Your task> For every entry, reproduce the wording exactly and omit any image it holds.

Data records:

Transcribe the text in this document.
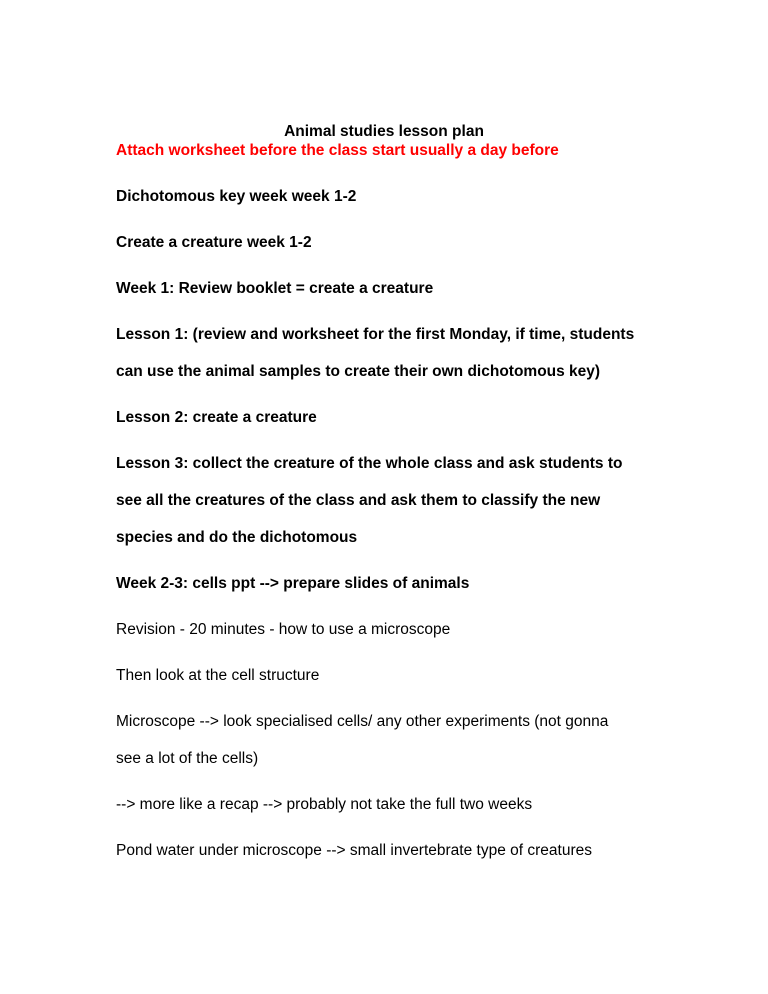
Animal studies lesson plan
Attach worksheet before the class start usually a day before
Dichotomous key week week 1-2
Create a creature week 1-2
Week 1: Review booklet = create a creature
Lesson 1: (review and worksheet for the first Monday, if time, students
can use the animal samples to create their own dichotomous key)
Lesson 2: create a creature
Lesson 3: collect the creature of the whole class and ask students to
see all the creatures of the class and ask them to classify the new
species and do the dichotomous
Week 2-3: cells ppt --> prepare slides of animals
Revision - 20 minutes - how to use a microscope
Then look at the cell structure
Microscope --> look specialised cells/ any other experiments (not gonna
see a lot of the cells)
--> more like a recap --> probably not take the full two weeks
Pond water under microscope --> small invertebrate type of creatures
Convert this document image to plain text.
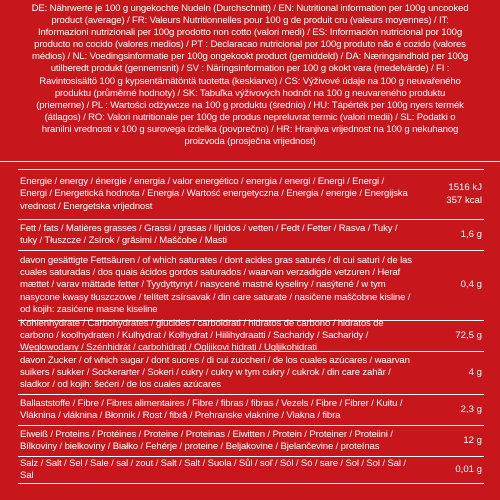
DE: Nährwerte je 100 g ungekochte Nudeln (Durchschnitt) / EN: Nutritional information per 100g uncooked product (average) / FR: Valeurs Nutritionnelles pour 100 g de produit cru (valeurs moyennes) / IT: Informazioni nutrizionali per 100g prodotto non cotto (valori medi) / ES: Información nutricional por 100g producto no cocido (valores medios) / PT : Declaracao nutricional por 100g produto não é cozido (valores médios) / NL: Voedingsinformatie per 100g ongekookt product (gemiddeld) / DA: Næringsindhold per 100g utilberedt produkt (gennemsnit) / SV : Näringsinformation per 100 g okokt vara (medelvärde) / FI : Ravintosisältö 100 g kypsentämätöntä tuotetta (keskiarvo) / CS: Výživové údaje na 100 g neuvařeného produktu (průměrné hodnoty) / SK: Tabuľka výživových hodnôt na 100 g neuvareného produktu (priemerne) / PL : Wartości odżywcze na 100 g produktu (średnio) / HU: Tápérték per 100g nyers termék (átlagos) / RO: Valori nutritionale per 100g de produs nepreluvrat termic (valori medii) / SL: Podatki o hranilni vrednosti v 100 g surovega izdelka (povprečno) / HR: Hranjiva vrijednost na 100 g nekuhanog proizvoda (prosječna vrijednost)
Energie / energy / énergie / energia / valor energético / energia / energi / Energi / Energi / Energi / Energetická hodnota / Energia / Wartość energetyczna / Energia / energie / Energijska vrednost / Energetska vrijednost
1516 kJ
357 kcal
Fett / fats / Matières grasses / Grassi / grasas / lípidos / vetten / Fedt / Fetter / Rasva / Tuky / tuky / Tłuszcze / Zsírok / grăsimi / Maščobe / Masti
1,6 g
davon gesättigte Fettsäuren / of which saturates / dont acides gras saturés / di cui saturi / de las cuales saturadas / dos quais ácidos gordos saturados / waarvan verzadigde vetzuren / Heraf mættet / varav mättade fetter / Tyydyttynyt / nasycené mastné kyseliny / nasýtené / w tym nasycone kwasy tłuszczowe / telített zsírsavak / din care saturate / nasičene maščobne kisline / od kojih: zasićene masne kiseline
0,4 g
Kohlenhydrate / Carbohydrates / glucides / carboidrati / hidratos de carbono / hidratos de carbono / koolhydraten / Kulhydrat / Kolhydrat / Hiilihydraatti / Sacharidy / Sacharidy / Węglowodany / Szénhidrát / carbohidrați / Ogljikovi hidrati / Ugljikohidrati
72,5 g
davon Zucker / of which sugar / dont sucres / di cui zuccheri / de los cuales azúcares / waarvan suikers / sukker / Sockerarter / Sokeri / cukry / cukry w tym cukry / cukrok / din care zahăr / sladkor / od kojih: šećeri / de los cuales azúcares
4 g
Ballaststoffe / Fibre / Fibres alimentaires / Fibre / fibras / fibras / Vezels / Fibre / Fibrer / Kuitu / Vláknina / vláknina / Błonnik / Rost / fibră / Prehranske vlaknine / Vlakna / fibra
2,3 g
Eiweiß / Proteins / Protéines / Proteine / Proteinas / Eiwitten / Protein / Proteiner / Proteiini / Bílkoviny / bielkoviny / Białko / Fehérje / proteine / Beljakovine / Bjelančevine / proteínas
12 g
Salz / Salt / Sel / Sale / sal / zout / Salt / Salt / Suola / Sůl / soľ / Sól / Só / sare / Sol / Sol / Sal / Sal
0,01 g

Task result>
Transcribe the text in this document.
Animal studies lesson plan
Attach worksheet before the class start usually a day before
Dichotomous key week week 1-2
Create a creature week 1-2
Week 1: Review booklet = create a creature
Lesson 1: (review and worksheet for the first Monday, if time, students
can use the animal samples to create their own dichotomous key)
Lesson 2: create a creature
Lesson 3: collect the creature of the whole class and ask students to
see all the creatures of the class and ask them to classify the new
species and do the dichotomous
Week 2-3: cells ppt --> prepare slides of animals
Revision - 20 minutes - how to use a microscope
Then look at the cell structure
Microscope --> look specialised cells/ any other experiments (not gonna
see a lot of the cells)
--> more like a recap --> probably not take the full two weeks
Pond water under microscope --> small invertebrate type of creatures
Convert this document image to plain text.
DE: Nährwerte je 100 g ungekochte Nudeln (Durchschnitt) / EN: Nutritional information per 100g uncooked product (average) / FR: Valeurs Nutritionnelles pour 100 g de produit cru (valeurs moyennes) / IT: Informazioni nutrizionali per 100g prodotto non cotto (valori medi) / ES: Información nutricional por 100g producto no cocido (valores medios) / PT : Declaracao nutricional por 100g produto não é cozido (valores médios) / NL: Voedingsinformatie per 100g ongekookt product (gemiddeld) / DA: Næringsindhold per 100g utilberedt produkt (gennemsnit) / SV : Näringsinformation per 100 g okokt vara (medelvärde) / FI : Ravintosisältö 100 g kypsentämätöntä tuotetta (keskiarvo) / CS: Výživové údaje na 100 g neuvařeného produktu (průměrné hodnoty) / SK: Tabuľka výživových hodnôt na 100 g neuvareného produktu (priemerne) / PL : Wartości odżywcze na 100 g produktu (średnio) / HU: Tápérték per 100g nyers termék (átlagos) / RO: Valori nutritionale per 100g de produs nepreluvrat termic (valori medii) / SL: Podatki o hranilni vrednosti v 100 g surovega izdelka (povprečno) / HR: Hranjiva vrijednost na 100 g nekuhanog proizvoda (prosječna vrijednost)
Energie / energy / énergie / energia / valor energético / energia / energi / Energi / Energi / Energi / Energetická hodnota / Energia / Wartość energetyczna / Energia / energie / Energijska vrednost / Energetska vrijednost
1516 kJ
357 kcal
Fett / fats / Matières grasses / Grassi / grasas / lípidos / vetten / Fedt / Fetter / Rasva / Tuky / tuky / Tłuszcze / Zsírok / grăsimi / Maščobe / Masti
1,6 g
davon gesättigte Fettsäuren / of which saturates / dont acides gras saturés / di cui saturi / de las cuales saturadas / dos quais ácidos gordos saturados / waarvan verzadigde vetzuren / Heraf mættet / varav mättade fetter / Tyydyttynyt / nasycené mastné kyseliny / nasýtené / w tym nasycone kwasy tłuszczowe / telített zsírsavak / din care saturate / nasičene maščobne kisline / od kojih: zasićene masne kiseline
0,4 g
Kohlenhydrate / Carbohydrates / glucides / carboidrati / hidratos de carbono / hidratos de carbono / koolhydraten / Kulhydrat / Kolhydrat / Hiilihydraatti / Sacharidy / Sacharidy / Węglowodany / Szénhidrát / carbohidrați / Ogljikovi hidrati / Ugljikohidrati
72,5 g
davon Zucker / of which sugar / dont sucres / di cui zuccheri / de los cuales azúcares / waarvan suikers / sukker / Sockerarter / Sokeri / cukry / cukry w tym cukry / cukrok / din care zahăr / sladkor / od kojih: šećeri / de los cuales azúcares
4 g
Ballaststoffe / Fibre / Fibres alimentaires / Fibre / fibras / fibras / Vezels / Fibre / Fibrer / Kuitu / Vláknina / vláknina / Błonnik / Rost / fibră / Prehranske vlaknine / Vlakna / fibra
2,3 g
Eiweiß / Proteins / Protéines / Proteine / Proteinas / Eiwitten / Protein / Proteiner / Proteiini / Bílkoviny / bielkoviny / Białko / Fehérje / proteine / Beljakovine / Bjelančevine / proteínas
12 g
Salz / Salt / Sel / Sale / sal / zout / Salt / Salt / Suola / Sůl / soľ / Sól / Só / sare / Sol / Sol / Sal / Sal
0,01 g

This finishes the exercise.